▶ _Material shown_:

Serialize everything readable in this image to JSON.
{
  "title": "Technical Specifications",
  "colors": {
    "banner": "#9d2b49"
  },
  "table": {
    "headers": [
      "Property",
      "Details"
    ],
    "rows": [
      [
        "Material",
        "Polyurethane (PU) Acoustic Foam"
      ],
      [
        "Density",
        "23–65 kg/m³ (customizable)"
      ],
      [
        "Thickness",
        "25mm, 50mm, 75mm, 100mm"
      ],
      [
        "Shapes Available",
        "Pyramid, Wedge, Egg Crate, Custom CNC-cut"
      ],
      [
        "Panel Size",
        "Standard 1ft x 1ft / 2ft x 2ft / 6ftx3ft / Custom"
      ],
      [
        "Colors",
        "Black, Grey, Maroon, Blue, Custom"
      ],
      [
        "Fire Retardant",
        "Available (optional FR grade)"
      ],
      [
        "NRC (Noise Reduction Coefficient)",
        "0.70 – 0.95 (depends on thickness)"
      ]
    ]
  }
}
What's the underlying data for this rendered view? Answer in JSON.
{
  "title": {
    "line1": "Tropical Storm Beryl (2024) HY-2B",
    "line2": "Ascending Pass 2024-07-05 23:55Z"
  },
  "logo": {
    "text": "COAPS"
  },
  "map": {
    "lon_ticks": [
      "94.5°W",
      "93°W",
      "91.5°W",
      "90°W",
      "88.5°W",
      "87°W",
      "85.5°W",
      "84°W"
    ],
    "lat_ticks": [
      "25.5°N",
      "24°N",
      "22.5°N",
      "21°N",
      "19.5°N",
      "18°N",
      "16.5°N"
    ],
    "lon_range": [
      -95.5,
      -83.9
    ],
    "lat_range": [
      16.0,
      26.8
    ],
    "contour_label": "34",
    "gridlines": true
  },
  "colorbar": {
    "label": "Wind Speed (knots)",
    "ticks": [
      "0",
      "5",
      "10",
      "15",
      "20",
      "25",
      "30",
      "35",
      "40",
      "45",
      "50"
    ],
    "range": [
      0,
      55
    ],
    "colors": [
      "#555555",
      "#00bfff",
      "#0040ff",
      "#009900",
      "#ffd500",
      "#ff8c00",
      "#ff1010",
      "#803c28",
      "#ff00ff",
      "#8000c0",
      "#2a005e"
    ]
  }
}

▶ _Request_:
Extract, unchanged, the closing run of lines that opens with the line containing "What's the underlying" and ends with the last line.

▶ _Response_:
What's the underlying data for this rendered view? Answer in JSON.
{
  "title": {
    "line1": "Tropical Storm Beryl (2024) HY-2B",
    "line2": "Ascending Pass 2024-07-05 23:55Z"
  },
  "logo": {
    "text": "COAPS"
  },
  "map": {
    "lon_ticks": [
      "94.5°W",
      "93°W",
      "91.5°W",
      "90°W",
      "88.5°W",
      "87°W",
      "85.5°W",
      "84°W"
    ],
    "lat_ticks": [
      "25.5°N",
      "24°N",
      "22.5°N",
      "21°N",
      "19.5°N",
      "18°N",
      "16.5°N"
    ],
    "lon_range": [
      -95.5,
      -83.9
    ],
    "lat_range": [
      16.0,
      26.8
    ],
    "contour_label": "34",
    "gridlines": true
  },
  "colorbar": {
    "label": "Wind Speed (knots)",
    "ticks": [
      "0",
      "5",
      "10",
      "15",
      "20",
      "25",
      "30",
      "35",
      "40",
      "45",
      "50"
    ],
    "range": [
      0,
      55
    ],
    "colors": [
      "#555555",
      "#00bfff",
      "#0040ff",
      "#009900",
      "#ffd500",
      "#ff8c00",
      "#ff1010",
      "#803c28",
      "#ff00ff",
      "#8000c0",
      "#2a005e"
    ]
  }
}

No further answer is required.